Request:
Leave out the images; return the rest of the data exactly.

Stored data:
++++++++

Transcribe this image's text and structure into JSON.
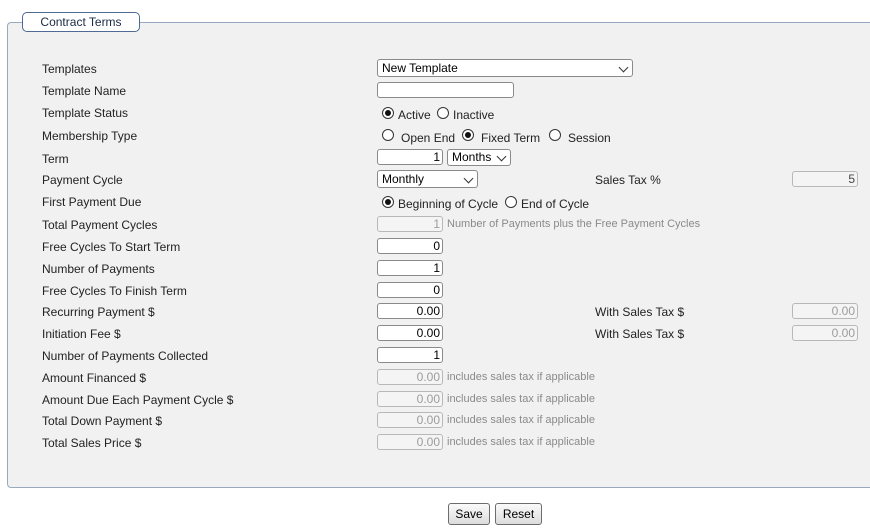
{
  "section_title": "Contract Terms",
  "labels": {
    "templates": "Templates",
    "template_name": "Template Name",
    "template_status": "Template Status",
    "membership_type": "Membership Type",
    "term": "Term",
    "payment_cycle": "Payment Cycle",
    "first_payment_due": "First Payment Due",
    "total_payment_cycles": "Total Payment Cycles",
    "free_cycles_start": "Free Cycles To Start Term",
    "number_of_payments": "Number of Payments",
    "free_cycles_finish": "Free Cycles To Finish Term",
    "recurring_payment": "Recurring Payment $",
    "initiation_fee": "Initiation Fee $",
    "payments_collected": "Number of Payments Collected",
    "amount_financed": "Amount Financed $",
    "amount_due_each_cycle": "Amount Due Each Payment Cycle $",
    "total_down_payment": "Total Down Payment $",
    "total_sales_price": "Total Sales Price $",
    "sales_tax_pct": "Sales Tax %",
    "with_sales_tax": "With Sales Tax $"
  },
  "values": {
    "template_select": "New Template",
    "template_name": "",
    "term": "1",
    "term_unit": "Months",
    "payment_cycle": "Monthly",
    "sales_tax_pct": "5",
    "total_payment_cycles": "1",
    "free_cycles_start": "0",
    "number_of_payments": "1",
    "free_cycles_finish": "0",
    "recurring_payment": "0.00",
    "recurring_with_tax": "0.00",
    "initiation_fee": "0.00",
    "initiation_with_tax": "0.00",
    "payments_collected": "1",
    "amount_financed": "0.00",
    "amount_due_each_cycle": "0.00",
    "total_down_payment": "0.00",
    "total_sales_price": "0.00"
  },
  "radios": {
    "status_active": "Active",
    "status_inactive": "Inactive",
    "open_end": "Open End",
    "fixed_term": "Fixed Term",
    "session": "Session",
    "beginning_of_cycle": "Beginning of Cycle",
    "end_of_cycle": "End of Cycle"
  },
  "notes": {
    "total_cycles_note": "Number of Payments plus the Free Payment Cycles",
    "tax_note": "includes sales tax if applicable"
  },
  "buttons": {
    "save": "Save",
    "reset": "Reset"
  },
  "icons": [
    "chevron-down-icon",
    "radio-icon"
  ]
}
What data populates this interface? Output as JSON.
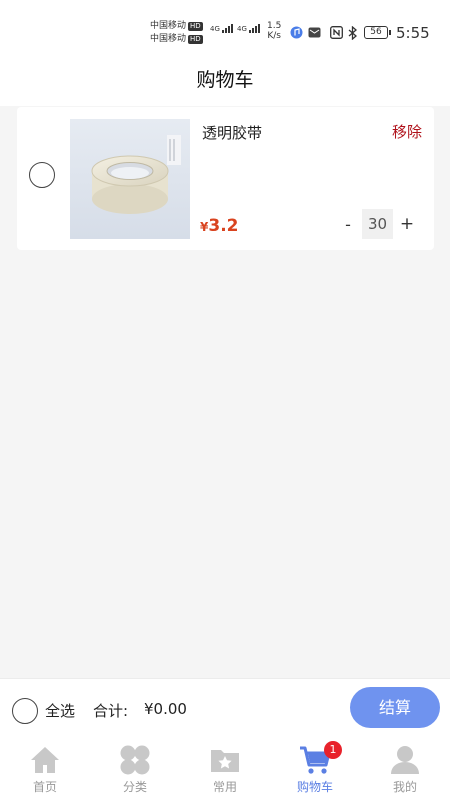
{
  "status_bar": {
    "carrier_1": "中国移动",
    "carrier_2": "中国移动",
    "hd_badge": "HD",
    "network_1": "4G",
    "network_2": "4G",
    "speed_value": "1.5",
    "speed_unit": "K/s",
    "battery": "56",
    "time": "5:55"
  },
  "header": {
    "title": "购物车"
  },
  "cart": {
    "items": [
      {
        "name": "透明胶带",
        "remove_label": "移除",
        "currency": "¥",
        "price": "3.2",
        "quantity": "30",
        "minus_label": "-",
        "plus_label": "+",
        "selected": false
      }
    ]
  },
  "footer": {
    "select_all_label": "全选",
    "total_label": "合计:",
    "total_value": "¥0.00",
    "checkout_label": "结算"
  },
  "tabs": [
    {
      "label": "首页",
      "icon": "home-icon"
    },
    {
      "label": "分类",
      "icon": "category-icon"
    },
    {
      "label": "常用",
      "icon": "favorites-folder-icon"
    },
    {
      "label": "购物车",
      "icon": "shopping-cart-icon",
      "active": true,
      "badge": "1"
    },
    {
      "label": "我的",
      "icon": "profile-icon"
    }
  ],
  "colors": {
    "accent": "#5b7fe3",
    "checkout": "#6f93ef",
    "price": "#d9431f",
    "remove": "#b0121b",
    "badge": "#e8222b",
    "inactive_tab": "#c8c8c8"
  }
}
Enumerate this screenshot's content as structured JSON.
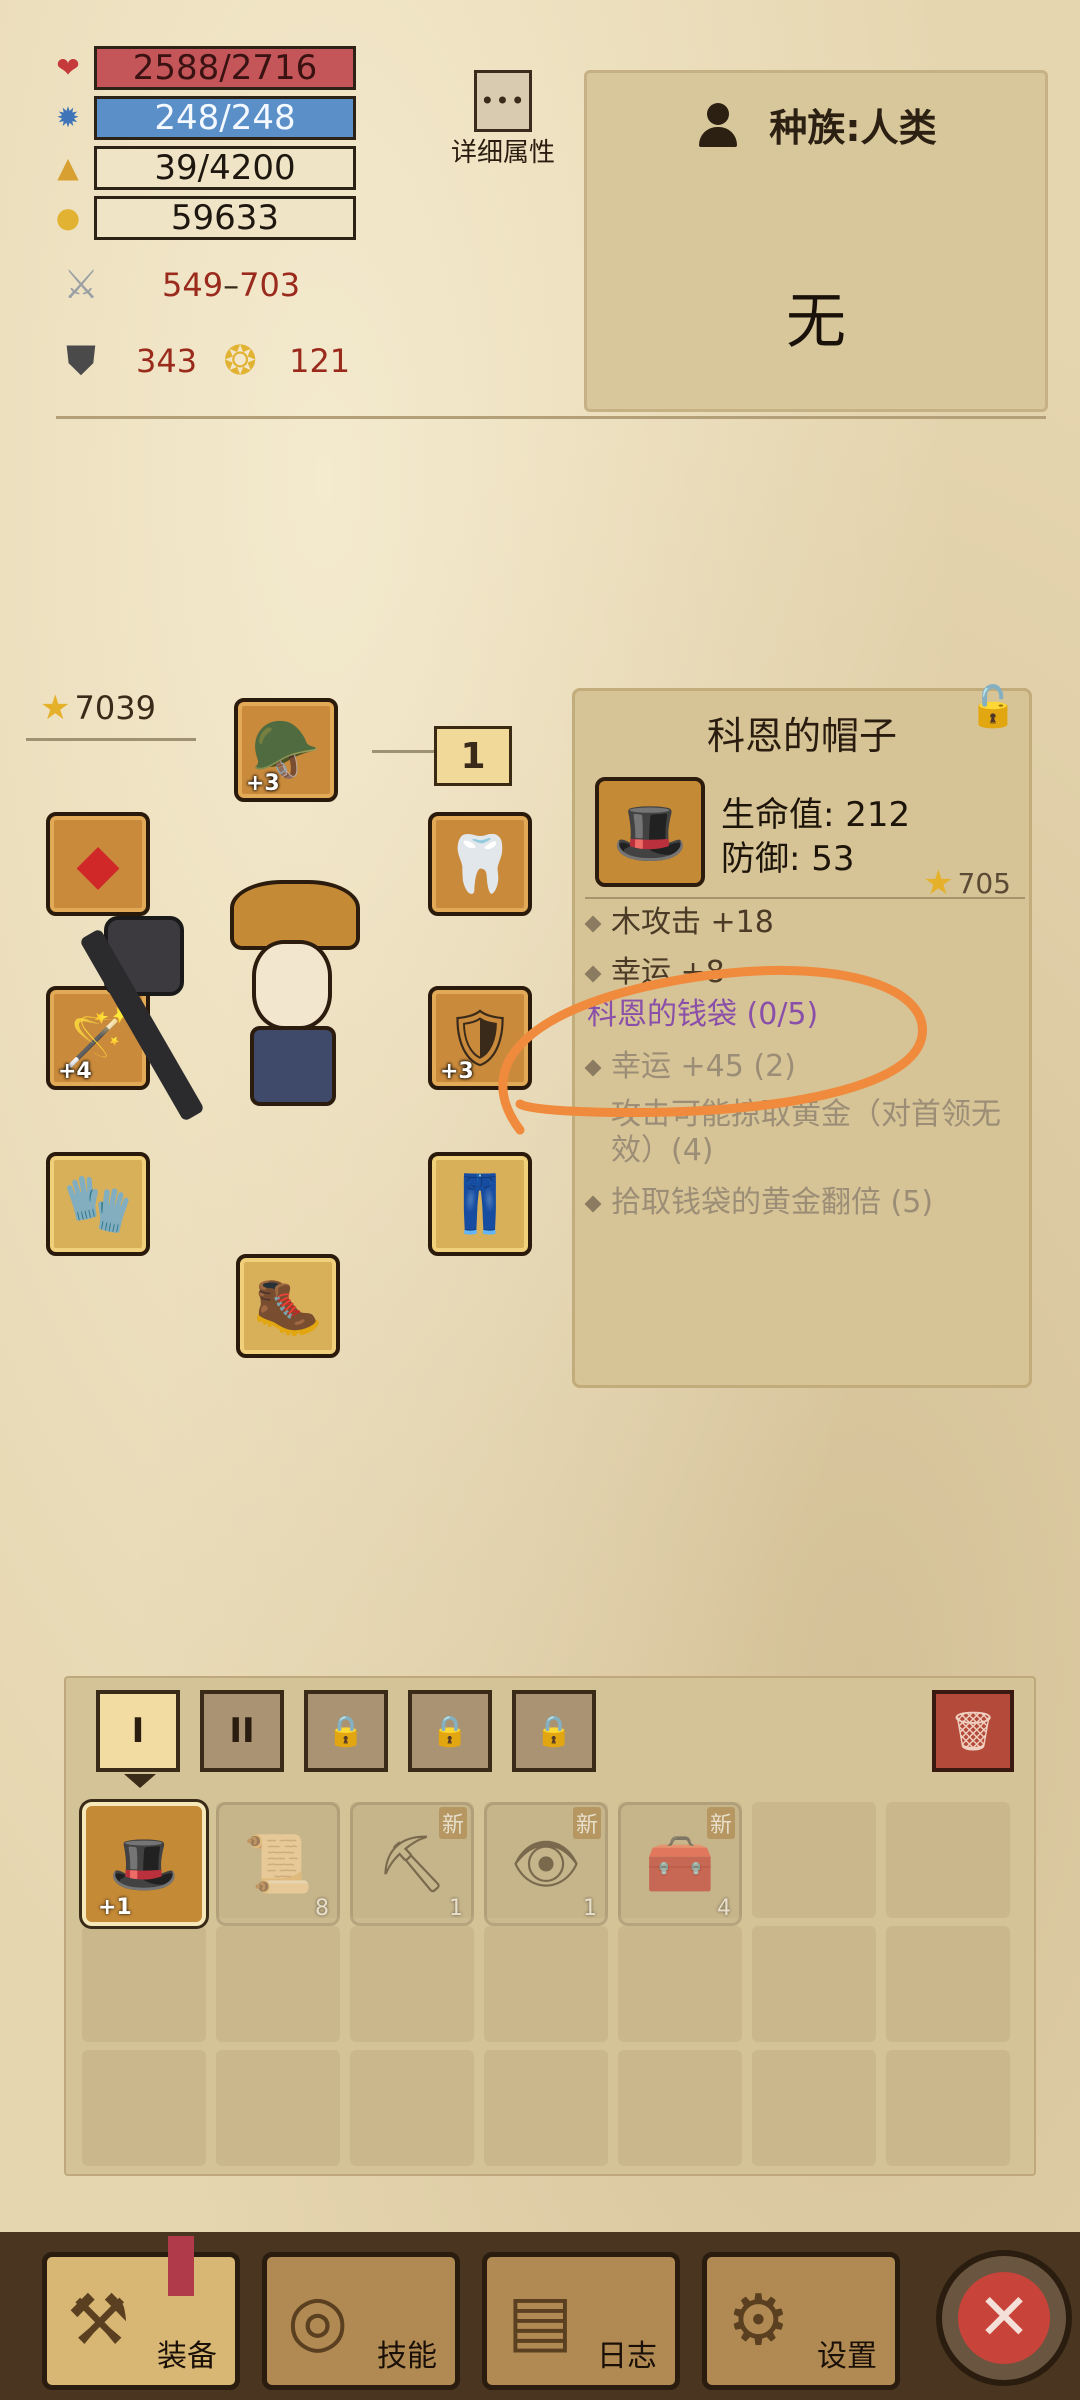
{
  "stats": {
    "hp": "2588/2716",
    "mp": "248/248",
    "exp": "39/4200",
    "gold": "59633",
    "attack_min": "549",
    "attack_sep": "–",
    "attack_max": "703",
    "defense": "343",
    "luck": "121",
    "icons": {
      "hp": "heart-icon",
      "mp": "gear-icon",
      "exp": "triangle-icon",
      "gold": "coin-pile-icon",
      "attack": "crossed-swords-icon",
      "defense": "shield-icon",
      "luck": "lucky-coin-icon"
    }
  },
  "details_button": {
    "label": "详细属性",
    "glyph": "•••"
  },
  "race_panel": {
    "title": "种族:人类",
    "value": "无"
  },
  "equipment": {
    "power": "7039",
    "level": "1",
    "slots": [
      {
        "name": "helmet",
        "badge": "+3"
      },
      {
        "name": "ring",
        "badge": ""
      },
      {
        "name": "amulet",
        "badge": ""
      },
      {
        "name": "weapon",
        "badge": "+4"
      },
      {
        "name": "armor",
        "badge": "+3"
      },
      {
        "name": "bracer",
        "badge": ""
      },
      {
        "name": "pants",
        "badge": ""
      },
      {
        "name": "boots",
        "badge": ""
      }
    ]
  },
  "tooltip": {
    "title": "科恩的帽子",
    "hp_stat": "生命值: 212",
    "def_stat": "防御: 53",
    "power": "705",
    "attr1": "木攻击 +18",
    "attr2": "幸运 +8",
    "set_name": "科恩的钱袋 (0/5)",
    "set1": "幸运 +45 (2)",
    "set2": "攻击可能掠取黄金（对首领无效）(4)",
    "set3": "拾取钱袋的黄金翻倍 (5)"
  },
  "inventory": {
    "tabs": [
      "I",
      "II",
      "🔒",
      "🔒",
      "🔒"
    ],
    "items": [
      {
        "name": "hat",
        "plus": "+1",
        "count": "",
        "new": ""
      },
      {
        "name": "scroll",
        "plus": "",
        "count": "8",
        "new": ""
      },
      {
        "name": "pickaxe",
        "plus": "",
        "count": "1",
        "new": "新"
      },
      {
        "name": "eye-scroll",
        "plus": "",
        "count": "1",
        "new": "新"
      },
      {
        "name": "chest",
        "plus": "",
        "count": "4",
        "new": "新"
      }
    ]
  },
  "nav": {
    "equip": "装备",
    "skills": "技能",
    "log": "日志",
    "settings": "设置",
    "close": "✕"
  }
}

++++++++

Response below:
Transcribe this image's text and structure into JSON.
{
  "section_title": "Contract Terms",
  "labels": {
    "templates": "Templates",
    "template_name": "Template Name",
    "template_status": "Template Status",
    "membership_type": "Membership Type",
    "term": "Term",
    "payment_cycle": "Payment Cycle",
    "first_payment_due": "First Payment Due",
    "total_payment_cycles": "Total Payment Cycles",
    "free_cycles_start": "Free Cycles To Start Term",
    "number_of_payments": "Number of Payments",
    "free_cycles_finish": "Free Cycles To Finish Term",
    "recurring_payment": "Recurring Payment $",
    "initiation_fee": "Initiation Fee $",
    "payments_collected": "Number of Payments Collected",
    "amount_financed": "Amount Financed $",
    "amount_due_each_cycle": "Amount Due Each Payment Cycle $",
    "total_down_payment": "Total Down Payment $",
    "total_sales_price": "Total Sales Price $",
    "sales_tax_pct": "Sales Tax %",
    "with_sales_tax": "With Sales Tax $"
  },
  "values": {
    "template_select": "New Template",
    "template_name": "",
    "term": "1",
    "term_unit": "Months",
    "payment_cycle": "Monthly",
    "sales_tax_pct": "5",
    "total_payment_cycles": "1",
    "free_cycles_start": "0",
    "number_of_payments": "1",
    "free_cycles_finish": "0",
    "recurring_payment": "0.00",
    "recurring_with_tax": "0.00",
    "initiation_fee": "0.00",
    "initiation_with_tax": "0.00",
    "payments_collected": "1",
    "amount_financed": "0.00",
    "amount_due_each_cycle": "0.00",
    "total_down_payment": "0.00",
    "total_sales_price": "0.00"
  },
  "radios": {
    "status_active": "Active",
    "status_inactive": "Inactive",
    "open_end": "Open End",
    "fixed_term": "Fixed Term",
    "session": "Session",
    "beginning_of_cycle": "Beginning of Cycle",
    "end_of_cycle": "End of Cycle"
  },
  "notes": {
    "total_cycles_note": "Number of Payments plus the Free Payment Cycles",
    "tax_note": "includes sales tax if applicable"
  },
  "buttons": {
    "save": "Save",
    "reset": "Reset"
  },
  "icons": [
    "chevron-down-icon",
    "radio-icon"
  ]
}
What data populates this interface? Output as JSON.
{
  "status_bar": {
    "carrier_1": "中国移动",
    "carrier_2": "中国移动",
    "hd_badge": "HD",
    "network_1": "4G",
    "network_2": "4G",
    "speed_value": "1.5",
    "speed_unit": "K/s",
    "battery": "56",
    "time": "5:55"
  },
  "header": {
    "title": "购物车"
  },
  "cart": {
    "items": [
      {
        "name": "透明胶带",
        "remove_label": "移除",
        "currency": "¥",
        "price": "3.2",
        "quantity": "30",
        "minus_label": "-",
        "plus_label": "+",
        "selected": false
      }
    ]
  },
  "footer": {
    "select_all_label": "全选",
    "total_label": "合计:",
    "total_value": "¥0.00",
    "checkout_label": "结算"
  },
  "tabs": [
    {
      "label": "首页",
      "icon": "home-icon"
    },
    {
      "label": "分类",
      "icon": "category-icon"
    },
    {
      "label": "常用",
      "icon": "favorites-folder-icon"
    },
    {
      "label": "购物车",
      "icon": "shopping-cart-icon",
      "active": true,
      "badge": "1"
    },
    {
      "label": "我的",
      "icon": "profile-icon"
    }
  ],
  "colors": {
    "accent": "#5b7fe3",
    "checkout": "#6f93ef",
    "price": "#d9431f",
    "remove": "#b0121b",
    "badge": "#e8222b",
    "inactive_tab": "#c8c8c8"
  }
}
Enumerate this screenshot's content as structured JSON.
{
  "stats": {
    "hp": "2588/2716",
    "mp": "248/248",
    "exp": "39/4200",
    "gold": "59633",
    "attack_min": "549",
    "attack_sep": "–",
    "attack_max": "703",
    "defense": "343",
    "luck": "121",
    "icons": {
      "hp": "heart-icon",
      "mp": "gear-icon",
      "exp": "triangle-icon",
      "gold": "coin-pile-icon",
      "attack": "crossed-swords-icon",
      "defense": "shield-icon",
      "luck": "lucky-coin-icon"
    }
  },
  "details_button": {
    "label": "详细属性",
    "glyph": "•••"
  },
  "race_panel": {
    "title": "种族:人类",
    "value": "无"
  },
  "equipment": {
    "power": "7039",
    "level": "1",
    "slots": [
      {
        "name": "helmet",
        "badge": "+3"
      },
      {
        "name": "ring",
        "badge": ""
      },
      {
        "name": "amulet",
        "badge": ""
      },
      {
        "name": "weapon",
        "badge": "+4"
      },
      {
        "name": "armor",
        "badge": "+3"
      },
      {
        "name": "bracer",
        "badge": ""
      },
      {
        "name": "pants",
        "badge": ""
      },
      {
        "name": "boots",
        "badge": ""
      }
    ]
  },
  "tooltip": {
    "title": "科恩的帽子",
    "hp_stat": "生命值: 212",
    "def_stat": "防御: 53",
    "power": "705",
    "attr1": "木攻击 +18",
    "attr2": "幸运 +8",
    "set_name": "科恩的钱袋 (0/5)",
    "set1": "幸运 +45 (2)",
    "set2": "攻击可能掠取黄金（对首领无效）(4)",
    "set3": "拾取钱袋的黄金翻倍 (5)"
  },
  "inventory": {
    "tabs": [
      "I",
      "II",
      "🔒",
      "🔒",
      "🔒"
    ],
    "items": [
      {
        "name": "hat",
        "plus": "+1",
        "count": "",
        "new": ""
      },
      {
        "name": "scroll",
        "plus": "",
        "count": "8",
        "new": ""
      },
      {
        "name": "pickaxe",
        "plus": "",
        "count": "1",
        "new": "新"
      },
      {
        "name": "eye-scroll",
        "plus": "",
        "count": "1",
        "new": "新"
      },
      {
        "name": "chest",
        "plus": "",
        "count": "4",
        "new": "新"
      }
    ]
  },
  "nav": {
    "equip": "装备",
    "skills": "技能",
    "log": "日志",
    "settings": "设置",
    "close": "✕"
  }
}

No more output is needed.